Provided data:
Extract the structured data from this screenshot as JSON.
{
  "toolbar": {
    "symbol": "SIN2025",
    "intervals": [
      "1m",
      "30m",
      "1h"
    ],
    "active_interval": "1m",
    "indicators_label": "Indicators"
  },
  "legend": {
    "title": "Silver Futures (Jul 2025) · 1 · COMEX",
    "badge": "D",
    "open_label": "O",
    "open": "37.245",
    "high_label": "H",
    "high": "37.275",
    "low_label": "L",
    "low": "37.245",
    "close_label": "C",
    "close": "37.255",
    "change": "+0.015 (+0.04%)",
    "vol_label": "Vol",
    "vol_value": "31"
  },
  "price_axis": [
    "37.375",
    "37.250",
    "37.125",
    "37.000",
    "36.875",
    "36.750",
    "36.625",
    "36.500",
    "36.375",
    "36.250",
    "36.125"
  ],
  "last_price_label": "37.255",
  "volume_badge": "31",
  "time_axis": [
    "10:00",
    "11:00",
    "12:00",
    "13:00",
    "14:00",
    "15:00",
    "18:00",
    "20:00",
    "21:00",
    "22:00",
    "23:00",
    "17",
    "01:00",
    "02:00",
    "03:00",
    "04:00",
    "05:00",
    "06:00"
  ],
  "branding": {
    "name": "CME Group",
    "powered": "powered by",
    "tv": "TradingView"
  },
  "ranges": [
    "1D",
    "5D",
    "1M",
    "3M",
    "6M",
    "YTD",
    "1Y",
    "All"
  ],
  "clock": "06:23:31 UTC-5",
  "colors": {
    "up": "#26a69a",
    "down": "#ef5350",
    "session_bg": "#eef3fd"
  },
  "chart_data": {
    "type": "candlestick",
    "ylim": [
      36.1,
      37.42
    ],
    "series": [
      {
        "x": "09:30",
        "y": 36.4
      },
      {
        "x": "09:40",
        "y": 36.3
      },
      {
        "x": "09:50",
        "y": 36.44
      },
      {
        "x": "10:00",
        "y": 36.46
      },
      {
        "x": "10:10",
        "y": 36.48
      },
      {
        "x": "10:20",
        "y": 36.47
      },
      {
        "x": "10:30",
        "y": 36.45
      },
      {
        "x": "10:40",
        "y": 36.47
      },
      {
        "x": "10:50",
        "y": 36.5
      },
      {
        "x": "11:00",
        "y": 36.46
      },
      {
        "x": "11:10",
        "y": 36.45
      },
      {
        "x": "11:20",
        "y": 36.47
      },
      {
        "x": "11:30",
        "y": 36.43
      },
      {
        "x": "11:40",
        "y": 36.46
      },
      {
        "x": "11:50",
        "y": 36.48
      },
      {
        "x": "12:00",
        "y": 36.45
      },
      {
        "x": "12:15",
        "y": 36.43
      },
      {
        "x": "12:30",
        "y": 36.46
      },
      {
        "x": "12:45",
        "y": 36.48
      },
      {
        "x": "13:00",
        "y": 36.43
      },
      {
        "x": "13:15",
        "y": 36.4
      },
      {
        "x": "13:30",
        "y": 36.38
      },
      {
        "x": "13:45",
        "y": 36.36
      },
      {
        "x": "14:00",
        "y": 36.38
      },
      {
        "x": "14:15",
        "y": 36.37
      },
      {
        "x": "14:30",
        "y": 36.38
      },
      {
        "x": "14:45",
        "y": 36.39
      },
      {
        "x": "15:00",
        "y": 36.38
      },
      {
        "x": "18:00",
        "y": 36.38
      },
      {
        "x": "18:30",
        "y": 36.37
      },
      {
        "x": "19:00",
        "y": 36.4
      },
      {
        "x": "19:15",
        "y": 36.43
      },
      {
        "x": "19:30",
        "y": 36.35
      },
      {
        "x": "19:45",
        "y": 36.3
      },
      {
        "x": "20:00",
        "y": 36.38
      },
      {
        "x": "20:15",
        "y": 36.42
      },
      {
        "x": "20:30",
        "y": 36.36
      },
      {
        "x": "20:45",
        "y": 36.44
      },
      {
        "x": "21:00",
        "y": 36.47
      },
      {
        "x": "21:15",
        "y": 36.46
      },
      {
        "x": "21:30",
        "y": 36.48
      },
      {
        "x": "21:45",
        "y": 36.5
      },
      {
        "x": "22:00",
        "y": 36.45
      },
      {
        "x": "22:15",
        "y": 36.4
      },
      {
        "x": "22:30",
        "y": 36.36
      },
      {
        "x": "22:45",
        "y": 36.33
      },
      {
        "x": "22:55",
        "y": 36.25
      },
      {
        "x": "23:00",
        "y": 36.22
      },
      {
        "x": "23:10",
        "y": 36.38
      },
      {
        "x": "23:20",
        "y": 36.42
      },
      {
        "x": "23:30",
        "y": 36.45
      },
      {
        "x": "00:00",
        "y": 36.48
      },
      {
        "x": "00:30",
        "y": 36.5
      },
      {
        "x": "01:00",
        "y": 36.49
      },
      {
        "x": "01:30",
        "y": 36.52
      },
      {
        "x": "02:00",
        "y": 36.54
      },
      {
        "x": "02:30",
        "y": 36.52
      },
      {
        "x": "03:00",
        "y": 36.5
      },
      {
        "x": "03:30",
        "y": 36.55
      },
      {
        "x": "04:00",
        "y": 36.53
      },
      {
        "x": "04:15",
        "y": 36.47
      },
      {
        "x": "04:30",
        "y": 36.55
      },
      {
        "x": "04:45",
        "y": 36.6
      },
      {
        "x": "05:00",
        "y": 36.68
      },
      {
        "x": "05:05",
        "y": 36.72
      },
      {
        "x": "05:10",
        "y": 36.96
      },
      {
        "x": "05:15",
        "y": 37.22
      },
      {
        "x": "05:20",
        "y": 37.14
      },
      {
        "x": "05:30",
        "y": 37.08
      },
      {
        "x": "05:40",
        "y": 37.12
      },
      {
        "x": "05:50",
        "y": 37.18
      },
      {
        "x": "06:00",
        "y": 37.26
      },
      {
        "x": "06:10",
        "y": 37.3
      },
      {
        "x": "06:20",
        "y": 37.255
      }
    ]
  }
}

Task:
Repeat the entries exactly, all of them.

Task answer:
Extract the structured data from this screenshot as JSON.
{
  "toolbar": {
    "symbol": "SIN2025",
    "intervals": [
      "1m",
      "30m",
      "1h"
    ],
    "active_interval": "1m",
    "indicators_label": "Indicators"
  },
  "legend": {
    "title": "Silver Futures (Jul 2025) · 1 · COMEX",
    "badge": "D",
    "open_label": "O",
    "open": "37.245",
    "high_label": "H",
    "high": "37.275",
    "low_label": "L",
    "low": "37.245",
    "close_label": "C",
    "close": "37.255",
    "change": "+0.015 (+0.04%)",
    "vol_label": "Vol",
    "vol_value": "31"
  },
  "price_axis": [
    "37.375",
    "37.250",
    "37.125",
    "37.000",
    "36.875",
    "36.750",
    "36.625",
    "36.500",
    "36.375",
    "36.250",
    "36.125"
  ],
  "last_price_label": "37.255",
  "volume_badge": "31",
  "time_axis": [
    "10:00",
    "11:00",
    "12:00",
    "13:00",
    "14:00",
    "15:00",
    "18:00",
    "20:00",
    "21:00",
    "22:00",
    "23:00",
    "17",
    "01:00",
    "02:00",
    "03:00",
    "04:00",
    "05:00",
    "06:00"
  ],
  "branding": {
    "name": "CME Group",
    "powered": "powered by",
    "tv": "TradingView"
  },
  "ranges": [
    "1D",
    "5D",
    "1M",
    "3M",
    "6M",
    "YTD",
    "1Y",
    "All"
  ],
  "clock": "06:23:31 UTC-5",
  "colors": {
    "up": "#26a69a",
    "down": "#ef5350",
    "session_bg": "#eef3fd"
  },
  "chart_data": {
    "type": "candlestick",
    "ylim": [
      36.1,
      37.42
    ],
    "series": [
      {
        "x": "09:30",
        "y": 36.4
      },
      {
        "x": "09:40",
        "y": 36.3
      },
      {
        "x": "09:50",
        "y": 36.44
      },
      {
        "x": "10:00",
        "y": 36.46
      },
      {
        "x": "10:10",
        "y": 36.48
      },
      {
        "x": "10:20",
        "y": 36.47
      },
      {
        "x": "10:30",
        "y": 36.45
      },
      {
        "x": "10:40",
        "y": 36.47
      },
      {
        "x": "10:50",
        "y": 36.5
      },
      {
        "x": "11:00",
        "y": 36.46
      },
      {
        "x": "11:10",
        "y": 36.45
      },
      {
        "x": "11:20",
        "y": 36.47
      },
      {
        "x": "11:30",
        "y": 36.43
      },
      {
        "x": "11:40",
        "y": 36.46
      },
      {
        "x": "11:50",
        "y": 36.48
      },
      {
        "x": "12:00",
        "y": 36.45
      },
      {
        "x": "12:15",
        "y": 36.43
      },
      {
        "x": "12:30",
        "y": 36.46
      },
      {
        "x": "12:45",
        "y": 36.48
      },
      {
        "x": "13:00",
        "y": 36.43
      },
      {
        "x": "13:15",
        "y": 36.4
      },
      {
        "x": "13:30",
        "y": 36.38
      },
      {
        "x": "13:45",
        "y": 36.36
      },
      {
        "x": "14:00",
        "y": 36.38
      },
      {
        "x": "14:15",
        "y": 36.37
      },
      {
        "x": "14:30",
        "y": 36.38
      },
      {
        "x": "14:45",
        "y": 36.39
      },
      {
        "x": "15:00",
        "y": 36.38
      },
      {
        "x": "18:00",
        "y": 36.38
      },
      {
        "x": "18:30",
        "y": 36.37
      },
      {
        "x": "19:00",
        "y": 36.4
      },
      {
        "x": "19:15",
        "y": 36.43
      },
      {
        "x": "19:30",
        "y": 36.35
      },
      {
        "x": "19:45",
        "y": 36.3
      },
      {
        "x": "20:00",
        "y": 36.38
      },
      {
        "x": "20:15",
        "y": 36.42
      },
      {
        "x": "20:30",
        "y": 36.36
      },
      {
        "x": "20:45",
        "y": 36.44
      },
      {
        "x": "21:00",
        "y": 36.47
      },
      {
        "x": "21:15",
        "y": 36.46
      },
      {
        "x": "21:30",
        "y": 36.48
      },
      {
        "x": "21:45",
        "y": 36.5
      },
      {
        "x": "22:00",
        "y": 36.45
      },
      {
        "x": "22:15",
        "y": 36.4
      },
      {
        "x": "22:30",
        "y": 36.36
      },
      {
        "x": "22:45",
        "y": 36.33
      },
      {
        "x": "22:55",
        "y": 36.25
      },
      {
        "x": "23:00",
        "y": 36.22
      },
      {
        "x": "23:10",
        "y": 36.38
      },
      {
        "x": "23:20",
        "y": 36.42
      },
      {
        "x": "23:30",
        "y": 36.45
      },
      {
        "x": "00:00",
        "y": 36.48
      },
      {
        "x": "00:30",
        "y": 36.5
      },
      {
        "x": "01:00",
        "y": 36.49
      },
      {
        "x": "01:30",
        "y": 36.52
      },
      {
        "x": "02:00",
        "y": 36.54
      },
      {
        "x": "02:30",
        "y": 36.52
      },
      {
        "x": "03:00",
        "y": 36.5
      },
      {
        "x": "03:30",
        "y": 36.55
      },
      {
        "x": "04:00",
        "y": 36.53
      },
      {
        "x": "04:15",
        "y": 36.47
      },
      {
        "x": "04:30",
        "y": 36.55
      },
      {
        "x": "04:45",
        "y": 36.6
      },
      {
        "x": "05:00",
        "y": 36.68
      },
      {
        "x": "05:05",
        "y": 36.72
      },
      {
        "x": "05:10",
        "y": 36.96
      },
      {
        "x": "05:15",
        "y": 37.22
      },
      {
        "x": "05:20",
        "y": 37.14
      },
      {
        "x": "05:30",
        "y": 37.08
      },
      {
        "x": "05:40",
        "y": 37.12
      },
      {
        "x": "05:50",
        "y": 37.18
      },
      {
        "x": "06:00",
        "y": 37.26
      },
      {
        "x": "06:10",
        "y": 37.3
      },
      {
        "x": "06:20",
        "y": 37.255
      }
    ]
  }
}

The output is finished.